PATH="/usr/local/sbin"
# Our internal network address space and its supporting network device.
OURNET="10.5.0.0/24"
OURBCAST="10.5.0.255"
OURDEV="eth0"
# The outside address and the network device that supports it.
ANYADDR="0/0"
ANYDEV="ppp0"
# The TCP services we wish to allow to pass - "" empty means all ports
# note: comma separated
TCPIN="ssh,ftp,ftp-data"
TCPOUT="smtp,www,ssh,telnet,ftp,ftp-data,irc,http"
# The UDP services we wish to allow to pass - "" empty means all ports
# note: comma separated
UDPIN="domain"
UDPOUT="domain"
# The ICMP services we wish to allow to pass - "" empty means all types
# ref: /usr/include/netinet/ip_icmp.h for type numbers
# note: comma separated
ICMPIN="0,3,11"
ICMPOUT="8,3,11"
# Logging; uncomment the following line to enable logging of datagrams
# that are blocked by the firewall.
# LOGGING=1
# END USER CONFIGURABLE SECTION
####################################
# Flush the Input table rules
echo -n Flushing forward... && {
$IPTABLES -F FORWARD
} && echo done
# We want to deny incoming access by default.
# echo -n Denying incoming access... && {
# $IPTABLES -P FORWARD drop
# } && echo done
# Drop all datagrams destined for this host received from outside.
echo -n Dropping incoming datagrams... && {
$IPTABLES -A INPUT -i $ANYDEV -j DROP
} && echo done
# SPOOFING
# We should not accept any datagrams with a source address matching ours
# from the outside, so we deny them.
echo -n Preventing spoofing... && {
$IPTABLES -A FORWARD -s $OURNET -i $ANYDEV -j DROP
} && echo done
# SMURF
# Disallow ICMP to our broadcast address to prevent "Smurf" style attack.
echo -n Preventing SMURFs... && {
$IPTABLES -A FORWARD -p icmp -i $ANYDEV -d $OURNET -j DROP
} && echo done
# We should accept fragments, in iptables we must do this explicitly.
echo -n Accepting fragments... && {
$IPTABLES -A FORWARD -f -j ACCEPT
} && echo done
# TCP
# We will accept all TCP datagrams belonging to an existing connection
# (i.e. having the ACK bit set) for the TCP ports were allowing through.
# This should catch more than 95 % of all valid TCP packets.
echo -n Accepting valid incoming tcp datagrams on existing connections... && {
$IPTABLES -A FORWARD -m multiport -p tcp -d $OURNET --dports $TCPIN ! --tcp-flags SYN,ACK ACK -j ACCEPT
} && echo done
echo -n Accepting valid outgoing tcp datagrams on existing connections... && {
$IPTABLES -A FORWARD -m multiport -p tcp -s $OURNET --sports $TCPIN ! --tcp-flags SYN,ACK ACK -j ACCEPT
} && echo done
# TCP - INCOMING CONNECTIONS
# We will accept connection requests from the outside only on the
# allowed TCP ports.

_Goal A_
Collect every line in the listing below that contains the string "Network", matching case exactly.

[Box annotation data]
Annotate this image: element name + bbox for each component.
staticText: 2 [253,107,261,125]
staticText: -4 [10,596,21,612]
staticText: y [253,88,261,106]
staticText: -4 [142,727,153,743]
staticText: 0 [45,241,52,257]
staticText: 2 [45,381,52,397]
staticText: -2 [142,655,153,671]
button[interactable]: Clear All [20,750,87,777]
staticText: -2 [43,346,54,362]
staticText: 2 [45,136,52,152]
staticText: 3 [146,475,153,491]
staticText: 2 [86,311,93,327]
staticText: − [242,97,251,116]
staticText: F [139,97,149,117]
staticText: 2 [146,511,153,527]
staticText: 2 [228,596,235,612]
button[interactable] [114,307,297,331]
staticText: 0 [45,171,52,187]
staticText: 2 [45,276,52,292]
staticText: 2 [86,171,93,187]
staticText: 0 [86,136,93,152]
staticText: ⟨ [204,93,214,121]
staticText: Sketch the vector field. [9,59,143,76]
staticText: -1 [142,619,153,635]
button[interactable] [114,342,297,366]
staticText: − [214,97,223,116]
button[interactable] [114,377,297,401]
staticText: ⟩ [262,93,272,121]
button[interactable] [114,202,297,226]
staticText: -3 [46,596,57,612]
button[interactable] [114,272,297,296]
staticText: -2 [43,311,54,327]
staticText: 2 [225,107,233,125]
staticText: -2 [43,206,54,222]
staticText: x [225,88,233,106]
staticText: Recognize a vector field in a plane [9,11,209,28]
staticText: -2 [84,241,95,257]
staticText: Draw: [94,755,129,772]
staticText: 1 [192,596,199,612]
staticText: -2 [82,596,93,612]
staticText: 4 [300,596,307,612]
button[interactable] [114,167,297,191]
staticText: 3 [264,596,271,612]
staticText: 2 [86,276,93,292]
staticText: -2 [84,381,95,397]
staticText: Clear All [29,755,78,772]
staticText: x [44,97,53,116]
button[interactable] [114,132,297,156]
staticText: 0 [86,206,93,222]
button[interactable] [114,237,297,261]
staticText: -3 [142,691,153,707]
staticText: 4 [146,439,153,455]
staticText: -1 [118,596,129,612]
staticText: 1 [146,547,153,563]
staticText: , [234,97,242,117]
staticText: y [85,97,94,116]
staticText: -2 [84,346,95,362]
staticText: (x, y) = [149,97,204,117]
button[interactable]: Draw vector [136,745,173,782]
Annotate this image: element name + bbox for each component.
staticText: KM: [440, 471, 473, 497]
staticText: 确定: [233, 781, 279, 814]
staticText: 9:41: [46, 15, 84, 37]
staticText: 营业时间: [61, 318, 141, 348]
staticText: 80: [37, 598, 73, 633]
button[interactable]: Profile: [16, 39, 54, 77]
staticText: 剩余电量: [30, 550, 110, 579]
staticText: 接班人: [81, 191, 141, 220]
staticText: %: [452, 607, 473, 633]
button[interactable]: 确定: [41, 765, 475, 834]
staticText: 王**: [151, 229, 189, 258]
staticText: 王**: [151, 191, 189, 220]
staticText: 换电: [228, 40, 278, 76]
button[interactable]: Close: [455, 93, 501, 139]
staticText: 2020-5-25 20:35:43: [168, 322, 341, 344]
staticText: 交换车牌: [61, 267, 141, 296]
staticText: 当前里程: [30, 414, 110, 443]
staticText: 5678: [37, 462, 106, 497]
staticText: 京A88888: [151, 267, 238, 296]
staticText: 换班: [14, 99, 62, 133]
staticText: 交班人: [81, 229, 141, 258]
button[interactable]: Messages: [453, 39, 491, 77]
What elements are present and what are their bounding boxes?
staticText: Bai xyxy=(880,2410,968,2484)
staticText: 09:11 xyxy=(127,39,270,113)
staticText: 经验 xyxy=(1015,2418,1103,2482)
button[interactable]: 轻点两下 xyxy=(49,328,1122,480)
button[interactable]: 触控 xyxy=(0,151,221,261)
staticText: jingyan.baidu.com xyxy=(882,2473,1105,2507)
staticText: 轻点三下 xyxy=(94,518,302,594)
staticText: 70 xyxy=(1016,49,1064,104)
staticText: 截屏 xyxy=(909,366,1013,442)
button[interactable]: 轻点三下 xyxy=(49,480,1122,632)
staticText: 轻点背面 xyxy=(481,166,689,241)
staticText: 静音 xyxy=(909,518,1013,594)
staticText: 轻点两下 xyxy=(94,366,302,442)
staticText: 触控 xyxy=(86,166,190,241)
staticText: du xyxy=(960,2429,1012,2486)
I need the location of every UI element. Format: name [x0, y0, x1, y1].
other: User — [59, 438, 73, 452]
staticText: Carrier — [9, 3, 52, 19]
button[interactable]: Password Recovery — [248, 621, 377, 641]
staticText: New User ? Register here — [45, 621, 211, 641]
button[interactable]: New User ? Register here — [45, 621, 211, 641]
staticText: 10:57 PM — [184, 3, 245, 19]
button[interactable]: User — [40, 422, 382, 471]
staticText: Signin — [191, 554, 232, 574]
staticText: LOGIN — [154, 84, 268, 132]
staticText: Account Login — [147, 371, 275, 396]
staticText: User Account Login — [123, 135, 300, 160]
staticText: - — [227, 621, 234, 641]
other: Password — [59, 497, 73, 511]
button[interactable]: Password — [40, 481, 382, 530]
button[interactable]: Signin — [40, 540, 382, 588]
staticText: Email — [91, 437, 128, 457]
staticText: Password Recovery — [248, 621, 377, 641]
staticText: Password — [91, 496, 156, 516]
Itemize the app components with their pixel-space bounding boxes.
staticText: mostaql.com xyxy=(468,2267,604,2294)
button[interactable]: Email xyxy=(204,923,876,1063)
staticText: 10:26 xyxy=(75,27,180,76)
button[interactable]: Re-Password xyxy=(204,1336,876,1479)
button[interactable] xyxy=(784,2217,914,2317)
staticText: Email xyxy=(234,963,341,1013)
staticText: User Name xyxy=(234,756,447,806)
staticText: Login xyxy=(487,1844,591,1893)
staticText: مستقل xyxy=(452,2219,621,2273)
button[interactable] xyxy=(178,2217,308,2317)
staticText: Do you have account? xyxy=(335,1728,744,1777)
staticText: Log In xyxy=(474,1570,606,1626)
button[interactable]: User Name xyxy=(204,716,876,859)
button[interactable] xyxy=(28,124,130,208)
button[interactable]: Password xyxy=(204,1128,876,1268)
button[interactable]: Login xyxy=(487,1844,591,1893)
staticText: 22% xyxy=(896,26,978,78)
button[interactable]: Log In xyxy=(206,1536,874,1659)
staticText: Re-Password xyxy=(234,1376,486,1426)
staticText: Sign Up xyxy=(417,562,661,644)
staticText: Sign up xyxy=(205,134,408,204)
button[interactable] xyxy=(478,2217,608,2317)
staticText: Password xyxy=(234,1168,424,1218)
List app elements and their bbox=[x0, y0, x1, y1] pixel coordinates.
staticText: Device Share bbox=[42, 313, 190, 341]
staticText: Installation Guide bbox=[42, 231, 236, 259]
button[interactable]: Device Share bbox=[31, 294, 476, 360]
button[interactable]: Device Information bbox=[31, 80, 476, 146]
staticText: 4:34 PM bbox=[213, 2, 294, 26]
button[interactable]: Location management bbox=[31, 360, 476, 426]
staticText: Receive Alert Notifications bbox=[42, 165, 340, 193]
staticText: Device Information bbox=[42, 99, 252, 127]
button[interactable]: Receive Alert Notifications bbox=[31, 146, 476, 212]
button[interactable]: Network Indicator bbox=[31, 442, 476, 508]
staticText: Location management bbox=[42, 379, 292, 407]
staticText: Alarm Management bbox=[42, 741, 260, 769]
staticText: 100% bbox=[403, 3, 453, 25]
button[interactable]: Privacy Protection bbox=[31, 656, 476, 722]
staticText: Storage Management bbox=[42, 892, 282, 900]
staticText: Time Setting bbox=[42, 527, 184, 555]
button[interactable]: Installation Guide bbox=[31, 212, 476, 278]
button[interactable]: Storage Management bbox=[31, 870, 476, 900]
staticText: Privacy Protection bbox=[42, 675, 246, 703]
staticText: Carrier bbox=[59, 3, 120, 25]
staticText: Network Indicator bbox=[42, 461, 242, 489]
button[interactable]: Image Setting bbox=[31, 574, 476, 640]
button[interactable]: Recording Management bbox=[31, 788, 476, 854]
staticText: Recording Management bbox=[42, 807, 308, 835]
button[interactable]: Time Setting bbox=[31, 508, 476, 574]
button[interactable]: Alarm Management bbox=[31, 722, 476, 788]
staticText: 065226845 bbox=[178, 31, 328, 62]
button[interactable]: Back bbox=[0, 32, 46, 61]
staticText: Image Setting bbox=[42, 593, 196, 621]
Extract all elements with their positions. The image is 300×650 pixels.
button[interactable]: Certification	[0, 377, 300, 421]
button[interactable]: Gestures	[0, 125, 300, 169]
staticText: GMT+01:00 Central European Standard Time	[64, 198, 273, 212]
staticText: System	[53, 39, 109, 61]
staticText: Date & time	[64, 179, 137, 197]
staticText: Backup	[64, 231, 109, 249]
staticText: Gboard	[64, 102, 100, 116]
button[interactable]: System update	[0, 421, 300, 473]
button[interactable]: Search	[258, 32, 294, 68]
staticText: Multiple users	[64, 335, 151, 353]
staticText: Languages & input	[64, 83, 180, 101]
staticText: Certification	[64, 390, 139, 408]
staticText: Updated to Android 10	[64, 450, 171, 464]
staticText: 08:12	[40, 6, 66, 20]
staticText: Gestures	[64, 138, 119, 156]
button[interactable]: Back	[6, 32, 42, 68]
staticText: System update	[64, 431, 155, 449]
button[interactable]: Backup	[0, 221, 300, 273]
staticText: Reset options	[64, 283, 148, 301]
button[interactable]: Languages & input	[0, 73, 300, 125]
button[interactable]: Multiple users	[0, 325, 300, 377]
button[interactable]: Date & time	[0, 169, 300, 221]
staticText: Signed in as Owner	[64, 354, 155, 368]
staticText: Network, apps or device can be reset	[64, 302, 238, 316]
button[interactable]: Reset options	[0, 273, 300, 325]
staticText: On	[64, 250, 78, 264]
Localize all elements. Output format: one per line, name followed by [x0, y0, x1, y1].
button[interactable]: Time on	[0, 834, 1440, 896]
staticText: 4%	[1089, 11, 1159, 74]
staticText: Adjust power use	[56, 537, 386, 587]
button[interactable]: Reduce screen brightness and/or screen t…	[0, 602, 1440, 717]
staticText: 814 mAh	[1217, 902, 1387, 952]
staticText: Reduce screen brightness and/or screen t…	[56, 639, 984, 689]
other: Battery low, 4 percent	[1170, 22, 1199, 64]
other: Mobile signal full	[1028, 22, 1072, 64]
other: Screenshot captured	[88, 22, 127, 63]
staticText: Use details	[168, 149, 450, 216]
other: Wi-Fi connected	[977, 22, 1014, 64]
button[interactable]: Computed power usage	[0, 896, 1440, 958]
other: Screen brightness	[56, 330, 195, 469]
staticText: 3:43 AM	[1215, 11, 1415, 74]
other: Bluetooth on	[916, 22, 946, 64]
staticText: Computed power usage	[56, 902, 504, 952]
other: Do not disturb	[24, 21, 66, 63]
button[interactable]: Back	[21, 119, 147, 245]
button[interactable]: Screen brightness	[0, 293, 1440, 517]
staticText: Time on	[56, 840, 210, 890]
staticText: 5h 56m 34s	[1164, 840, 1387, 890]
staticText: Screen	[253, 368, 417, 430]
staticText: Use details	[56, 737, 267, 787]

_Goal B_
Resume the firewall script from its final line and write the next part.

_Exercise answer A_
button[interactable]: Network Indicator bbox=[31, 442, 476, 508]
staticText: Network Indicator bbox=[42, 461, 242, 489]
staticText: Network, apps or device can be reset	[64, 302, 238, 316]

_Exercise answer B_
echo -n Accepting incoming tcp connections on allowed ports... && {
$IPTABLES -A FORWARD -m multiport -p tcp -i $ANYDEV -d $OURNET --dports $TCPIN --syn -j ACCEPT
} && echo done
# TCP - OUTGOING CONNECTIONS
# We will accept all outgoing tcp connection requests on the allowed TCP ports.
echo -n Accepting outgoing traffic on allowed tcp ports... && {
$IPTABLES -A FORWARD -m multiport -p tcp -i $OURDEV -d $ANYADDR --dports $TCPOUT --syn -j ACCEPT
} && echo done
# UDP - INCOMING
# allow UDP datagrams in on the allowed ports and back.
echo -n Allowing UDP datagrams in on the allowed ports and back... && {
$IPTABLES -A FORWARD -m multiport -p udp -i $ANYDEV -d $OURNET --dports $UDPIN -j ACCEPT
$IPTABLES -A FORWARD -m multiport -p udp -i $ANYDEV -s $OURNET --sports $UDPIN -j ACCEPT
} && echo done
# UDP - OUTGOING
# We will allow UDP datagrams out to the allowed ports and back.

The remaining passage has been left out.